[Given instruction] Copy the data exactly; pictures stay out of the copy.

--- start Task input ---

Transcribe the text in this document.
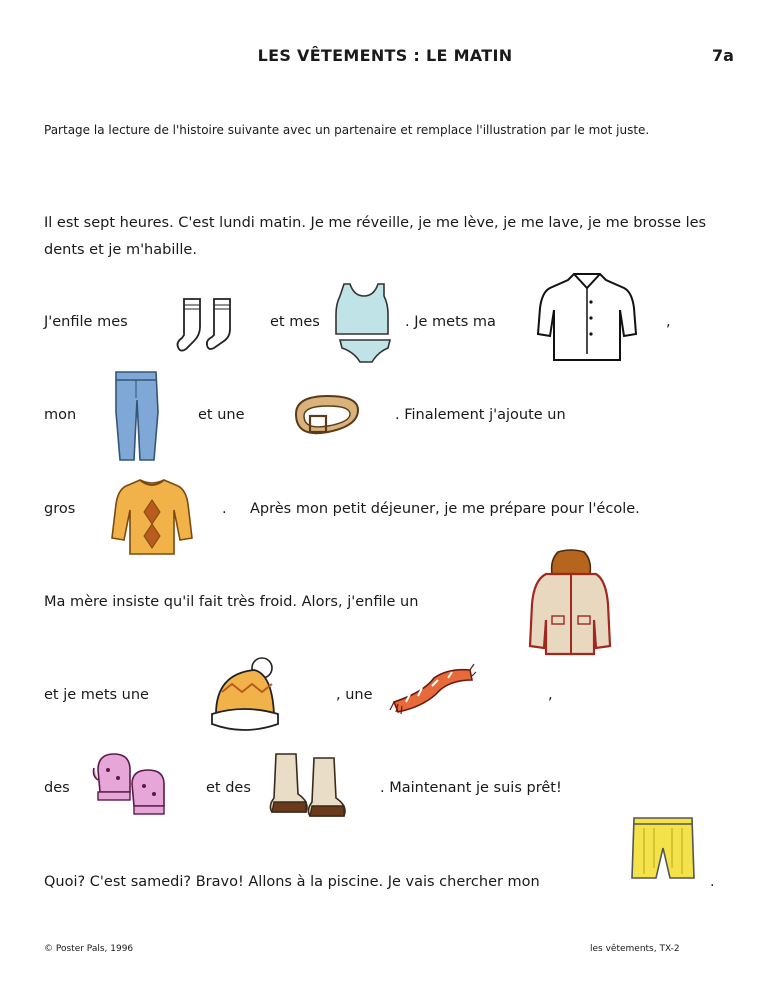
LES VÊTEMENTS : LE MATIN	7a
Partage la lecture de l'histoire suivante avec un partenaire et remplace l'illustration par le mot juste.
Il est sept heures. C'est lundi matin. Je me réveille, je me lève, je me lave, je me brosse les dents et je m'habille.
J'enfile mes	et mes	. Je mets ma	,
mon	et une	. Finalement j'ajoute un
gros	. Après mon petit déjeuner, je me prépare pour l'école.
Ma mère insiste qu'il fait très froid. Alors, j'enfile un
et je mets une	, une	,
des	et des	. Maintenant je suis prêt!
Quoi? C'est samedi? Bravo! Allons à la piscine. Je vais chercher mon	.
© Poster Pals, 1996	les vêtements, TX-2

--- end Task input ---

[Correct output]
Transcribe the text in this document.
LES VÊTEMENTS : LE MATIN	7a
Partage la lecture de l'histoire suivante avec un partenaire et remplace l'illustration par le mot juste.
Il est sept heures. C'est lundi matin. Je me réveille, je me lève, je me lave, je me brosse les dents et je m'habille.
J'enfile mes	et mes	. Je mets ma	,
mon	et une	. Finalement j'ajoute un
gros	. Après mon petit déjeuner, je me prépare pour l'école.
Ma mère insiste qu'il fait très froid. Alors, j'enfile un
et je mets une	, une	,
des	et des	. Maintenant je suis prêt!
Quoi? C'est samedi? Bravo! Allons à la piscine. Je vais chercher mon	.
© Poster Pals, 1996	les vêtements, TX-2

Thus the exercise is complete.